Transcribe every line of the listing below without any deviation.
=== GIVEN ENTRIES ===
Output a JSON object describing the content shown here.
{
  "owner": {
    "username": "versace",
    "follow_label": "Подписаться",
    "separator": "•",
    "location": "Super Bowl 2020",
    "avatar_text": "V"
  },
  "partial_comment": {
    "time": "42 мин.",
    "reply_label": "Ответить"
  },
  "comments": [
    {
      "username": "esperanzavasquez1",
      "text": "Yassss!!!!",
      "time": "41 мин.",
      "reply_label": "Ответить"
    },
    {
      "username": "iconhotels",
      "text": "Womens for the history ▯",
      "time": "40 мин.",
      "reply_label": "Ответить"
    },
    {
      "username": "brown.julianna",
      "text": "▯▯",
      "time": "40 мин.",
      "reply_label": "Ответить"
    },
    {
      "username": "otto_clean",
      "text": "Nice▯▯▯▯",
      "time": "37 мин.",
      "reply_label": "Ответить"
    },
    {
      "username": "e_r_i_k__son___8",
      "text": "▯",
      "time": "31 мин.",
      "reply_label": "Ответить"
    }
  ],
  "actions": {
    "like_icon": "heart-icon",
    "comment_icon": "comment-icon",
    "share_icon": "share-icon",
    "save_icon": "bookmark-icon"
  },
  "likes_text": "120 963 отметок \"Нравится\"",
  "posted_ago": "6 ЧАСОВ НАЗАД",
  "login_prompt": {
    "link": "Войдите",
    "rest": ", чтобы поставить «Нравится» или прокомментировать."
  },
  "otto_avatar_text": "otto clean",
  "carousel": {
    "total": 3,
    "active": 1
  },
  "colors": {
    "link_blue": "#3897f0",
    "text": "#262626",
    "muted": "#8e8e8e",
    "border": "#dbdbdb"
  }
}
===
RESULT OF THIS TASK -
Output a JSON object describing the content shown here.
{
  "owner": {
    "username": "versace",
    "follow_label": "Подписаться",
    "separator": "•",
    "location": "Super Bowl 2020",
    "avatar_text": "V"
  },
  "partial_comment": {
    "time": "42 мин.",
    "reply_label": "Ответить"
  },
  "comments": [
    {
      "username": "esperanzavasquez1",
      "text": "Yassss!!!!",
      "time": "41 мин.",
      "reply_label": "Ответить"
    },
    {
      "username": "iconhotels",
      "text": "Womens for the history ▯",
      "time": "40 мин.",
      "reply_label": "Ответить"
    },
    {
      "username": "brown.julianna",
      "text": "▯▯",
      "time": "40 мин.",
      "reply_label": "Ответить"
    },
    {
      "username": "otto_clean",
      "text": "Nice▯▯▯▯",
      "time": "37 мин.",
      "reply_label": "Ответить"
    },
    {
      "username": "e_r_i_k__son___8",
      "text": "▯",
      "time": "31 мин.",
      "reply_label": "Ответить"
    }
  ],
  "actions": {
    "like_icon": "heart-icon",
    "comment_icon": "comment-icon",
    "share_icon": "share-icon",
    "save_icon": "bookmark-icon"
  },
  "likes_text": "120 963 отметок \"Нравится\"",
  "posted_ago": "6 ЧАСОВ НАЗАД",
  "login_prompt": {
    "link": "Войдите",
    "rest": ", чтобы поставить «Нравится» или прокомментировать."
  },
  "otto_avatar_text": "otto clean",
  "carousel": {
    "total": 3,
    "active": 1
  },
  "colors": {
    "link_blue": "#3897f0",
    "text": "#262626",
    "muted": "#8e8e8e",
    "border": "#dbdbdb"
  }
}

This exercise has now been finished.